◆ WHAT TO PRODUCE:
Here are some records; copy every line that holds the word "name".

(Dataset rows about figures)
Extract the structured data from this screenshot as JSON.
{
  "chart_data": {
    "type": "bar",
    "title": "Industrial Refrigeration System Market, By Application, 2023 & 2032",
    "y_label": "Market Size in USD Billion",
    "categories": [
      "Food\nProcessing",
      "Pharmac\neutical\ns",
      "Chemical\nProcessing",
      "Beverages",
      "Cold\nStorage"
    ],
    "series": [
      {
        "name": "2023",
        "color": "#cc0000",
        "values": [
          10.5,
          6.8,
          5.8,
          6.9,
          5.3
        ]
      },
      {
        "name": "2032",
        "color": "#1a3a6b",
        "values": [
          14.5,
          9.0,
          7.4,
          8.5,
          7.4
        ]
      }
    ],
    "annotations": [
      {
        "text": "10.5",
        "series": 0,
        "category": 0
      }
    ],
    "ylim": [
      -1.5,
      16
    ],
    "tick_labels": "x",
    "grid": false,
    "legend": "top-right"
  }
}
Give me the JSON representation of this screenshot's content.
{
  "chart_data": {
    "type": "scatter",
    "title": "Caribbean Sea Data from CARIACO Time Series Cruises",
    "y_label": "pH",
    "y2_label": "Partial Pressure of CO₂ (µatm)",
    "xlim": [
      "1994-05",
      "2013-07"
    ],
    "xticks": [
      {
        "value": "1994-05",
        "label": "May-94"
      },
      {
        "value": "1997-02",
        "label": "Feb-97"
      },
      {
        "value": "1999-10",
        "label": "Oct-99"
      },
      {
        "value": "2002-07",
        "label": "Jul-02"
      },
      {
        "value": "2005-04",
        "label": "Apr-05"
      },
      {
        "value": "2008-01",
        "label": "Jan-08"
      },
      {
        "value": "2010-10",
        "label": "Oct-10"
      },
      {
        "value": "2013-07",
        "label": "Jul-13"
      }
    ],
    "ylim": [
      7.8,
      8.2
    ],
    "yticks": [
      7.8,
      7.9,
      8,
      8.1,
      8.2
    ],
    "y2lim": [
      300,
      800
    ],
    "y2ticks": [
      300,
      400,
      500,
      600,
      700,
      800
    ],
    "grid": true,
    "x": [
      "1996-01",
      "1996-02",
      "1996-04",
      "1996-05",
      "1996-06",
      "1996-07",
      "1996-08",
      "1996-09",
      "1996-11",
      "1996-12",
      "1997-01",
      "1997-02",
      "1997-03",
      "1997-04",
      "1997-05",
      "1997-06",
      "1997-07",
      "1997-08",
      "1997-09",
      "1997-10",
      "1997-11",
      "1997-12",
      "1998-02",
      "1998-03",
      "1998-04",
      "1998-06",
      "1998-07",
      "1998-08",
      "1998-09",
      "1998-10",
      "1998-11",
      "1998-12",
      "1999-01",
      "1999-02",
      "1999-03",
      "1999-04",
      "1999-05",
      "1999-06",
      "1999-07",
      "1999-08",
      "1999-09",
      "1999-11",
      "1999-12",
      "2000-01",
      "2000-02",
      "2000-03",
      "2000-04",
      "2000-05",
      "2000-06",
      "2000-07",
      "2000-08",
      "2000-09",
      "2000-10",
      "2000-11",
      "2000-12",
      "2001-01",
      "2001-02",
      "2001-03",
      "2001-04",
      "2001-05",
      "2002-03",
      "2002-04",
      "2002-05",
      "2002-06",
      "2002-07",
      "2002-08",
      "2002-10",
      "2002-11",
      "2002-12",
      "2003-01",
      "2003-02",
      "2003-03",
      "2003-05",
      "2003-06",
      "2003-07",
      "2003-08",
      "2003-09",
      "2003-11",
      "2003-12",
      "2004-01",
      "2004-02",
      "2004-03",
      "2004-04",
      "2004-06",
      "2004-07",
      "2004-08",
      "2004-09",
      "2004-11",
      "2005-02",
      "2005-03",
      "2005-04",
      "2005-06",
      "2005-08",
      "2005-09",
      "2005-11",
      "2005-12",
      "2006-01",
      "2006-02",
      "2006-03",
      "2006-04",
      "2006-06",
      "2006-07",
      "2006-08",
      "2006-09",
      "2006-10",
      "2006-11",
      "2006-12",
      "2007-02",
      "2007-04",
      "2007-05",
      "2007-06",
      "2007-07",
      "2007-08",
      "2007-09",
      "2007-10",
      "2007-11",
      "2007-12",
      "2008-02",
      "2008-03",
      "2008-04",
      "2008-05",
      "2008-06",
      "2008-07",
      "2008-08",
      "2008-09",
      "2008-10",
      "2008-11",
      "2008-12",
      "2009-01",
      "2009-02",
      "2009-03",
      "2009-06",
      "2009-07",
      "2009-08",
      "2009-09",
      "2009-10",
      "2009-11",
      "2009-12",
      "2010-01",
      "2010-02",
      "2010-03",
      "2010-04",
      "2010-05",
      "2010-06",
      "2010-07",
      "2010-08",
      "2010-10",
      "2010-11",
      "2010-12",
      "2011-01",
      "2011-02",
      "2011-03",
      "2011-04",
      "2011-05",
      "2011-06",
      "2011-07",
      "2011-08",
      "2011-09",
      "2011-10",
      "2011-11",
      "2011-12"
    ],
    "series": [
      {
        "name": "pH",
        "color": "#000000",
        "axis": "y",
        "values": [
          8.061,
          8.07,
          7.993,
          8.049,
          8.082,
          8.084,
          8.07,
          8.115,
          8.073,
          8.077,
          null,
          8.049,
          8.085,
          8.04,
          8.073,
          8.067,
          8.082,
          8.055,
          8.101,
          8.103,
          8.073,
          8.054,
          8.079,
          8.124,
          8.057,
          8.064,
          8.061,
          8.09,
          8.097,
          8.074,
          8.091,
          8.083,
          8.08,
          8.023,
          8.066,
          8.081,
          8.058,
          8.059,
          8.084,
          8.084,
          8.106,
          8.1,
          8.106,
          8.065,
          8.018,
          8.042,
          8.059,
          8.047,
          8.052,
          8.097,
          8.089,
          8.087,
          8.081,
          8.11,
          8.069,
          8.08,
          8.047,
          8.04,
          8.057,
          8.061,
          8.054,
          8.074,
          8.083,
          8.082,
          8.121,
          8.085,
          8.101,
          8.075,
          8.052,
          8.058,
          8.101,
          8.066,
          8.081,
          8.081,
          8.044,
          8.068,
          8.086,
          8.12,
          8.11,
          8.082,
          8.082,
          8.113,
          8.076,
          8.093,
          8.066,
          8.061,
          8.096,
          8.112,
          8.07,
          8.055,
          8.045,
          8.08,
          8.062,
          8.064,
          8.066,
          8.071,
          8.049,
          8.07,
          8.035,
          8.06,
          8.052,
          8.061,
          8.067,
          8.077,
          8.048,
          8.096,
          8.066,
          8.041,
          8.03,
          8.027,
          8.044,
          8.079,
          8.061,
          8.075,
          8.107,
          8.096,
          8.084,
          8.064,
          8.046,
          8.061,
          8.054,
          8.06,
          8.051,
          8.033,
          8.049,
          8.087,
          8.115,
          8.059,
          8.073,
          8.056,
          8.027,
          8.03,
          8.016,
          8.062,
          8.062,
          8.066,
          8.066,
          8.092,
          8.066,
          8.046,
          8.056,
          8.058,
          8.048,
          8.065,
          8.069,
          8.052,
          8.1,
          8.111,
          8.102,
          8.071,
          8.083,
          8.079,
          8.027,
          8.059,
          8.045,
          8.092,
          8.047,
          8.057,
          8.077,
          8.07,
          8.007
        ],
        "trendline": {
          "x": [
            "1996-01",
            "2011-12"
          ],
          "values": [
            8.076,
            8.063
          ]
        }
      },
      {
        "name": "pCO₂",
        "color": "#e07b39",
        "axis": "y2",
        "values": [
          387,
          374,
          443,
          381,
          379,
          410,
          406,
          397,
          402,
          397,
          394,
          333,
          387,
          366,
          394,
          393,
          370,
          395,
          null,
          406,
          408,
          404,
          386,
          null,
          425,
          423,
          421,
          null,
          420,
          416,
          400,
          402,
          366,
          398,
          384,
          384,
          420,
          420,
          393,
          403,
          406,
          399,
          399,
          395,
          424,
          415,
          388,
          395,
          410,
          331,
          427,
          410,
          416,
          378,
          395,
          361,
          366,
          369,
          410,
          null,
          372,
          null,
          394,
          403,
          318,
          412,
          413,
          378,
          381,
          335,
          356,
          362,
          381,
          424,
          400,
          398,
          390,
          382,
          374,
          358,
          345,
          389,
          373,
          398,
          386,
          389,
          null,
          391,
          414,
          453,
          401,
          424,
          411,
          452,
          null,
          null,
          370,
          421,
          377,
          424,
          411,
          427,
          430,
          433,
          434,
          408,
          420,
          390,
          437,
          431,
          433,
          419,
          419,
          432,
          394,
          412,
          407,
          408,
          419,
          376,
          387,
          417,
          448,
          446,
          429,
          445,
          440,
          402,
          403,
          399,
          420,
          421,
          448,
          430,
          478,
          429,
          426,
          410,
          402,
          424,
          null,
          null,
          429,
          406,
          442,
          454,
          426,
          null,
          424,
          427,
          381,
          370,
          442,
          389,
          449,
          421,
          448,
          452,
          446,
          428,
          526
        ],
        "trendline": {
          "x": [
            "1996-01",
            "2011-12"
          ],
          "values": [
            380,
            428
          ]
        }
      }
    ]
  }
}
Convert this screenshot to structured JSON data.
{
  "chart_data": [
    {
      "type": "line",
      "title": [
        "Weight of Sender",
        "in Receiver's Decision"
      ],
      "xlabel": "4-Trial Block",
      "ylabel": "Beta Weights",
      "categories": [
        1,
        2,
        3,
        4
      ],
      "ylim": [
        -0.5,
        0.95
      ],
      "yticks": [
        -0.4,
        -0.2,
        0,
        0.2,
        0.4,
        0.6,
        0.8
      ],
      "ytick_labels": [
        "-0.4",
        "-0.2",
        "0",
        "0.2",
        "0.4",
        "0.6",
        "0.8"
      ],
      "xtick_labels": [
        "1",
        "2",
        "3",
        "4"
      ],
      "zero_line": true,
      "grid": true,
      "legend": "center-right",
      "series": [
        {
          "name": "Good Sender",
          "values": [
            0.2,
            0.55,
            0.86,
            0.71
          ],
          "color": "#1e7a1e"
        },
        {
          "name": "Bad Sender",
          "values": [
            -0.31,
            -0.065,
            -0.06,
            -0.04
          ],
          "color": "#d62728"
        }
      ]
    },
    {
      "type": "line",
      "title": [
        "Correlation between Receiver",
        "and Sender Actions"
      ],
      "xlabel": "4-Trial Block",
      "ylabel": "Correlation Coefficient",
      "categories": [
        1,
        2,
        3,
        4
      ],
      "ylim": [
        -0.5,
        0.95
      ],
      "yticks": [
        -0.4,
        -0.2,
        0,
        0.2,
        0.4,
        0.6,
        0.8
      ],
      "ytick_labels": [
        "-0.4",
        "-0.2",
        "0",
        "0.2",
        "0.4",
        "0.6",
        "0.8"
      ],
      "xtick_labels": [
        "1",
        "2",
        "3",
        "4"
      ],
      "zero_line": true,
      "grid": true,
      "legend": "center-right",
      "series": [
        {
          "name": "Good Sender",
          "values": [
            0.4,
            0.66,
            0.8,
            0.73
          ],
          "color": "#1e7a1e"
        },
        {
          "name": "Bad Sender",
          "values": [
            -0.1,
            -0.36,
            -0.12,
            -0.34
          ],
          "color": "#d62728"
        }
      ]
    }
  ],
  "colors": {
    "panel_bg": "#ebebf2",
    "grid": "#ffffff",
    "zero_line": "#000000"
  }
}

◆ RIGHT ANSWER:
        "name": "2023",
        "name": "2032",
        "name": "pH",
        "name": "pCO₂",
          "name": "Good Sender",
          "name": "Bad Sender",
          "name": "Good Sender",
          "name": "Bad Sender",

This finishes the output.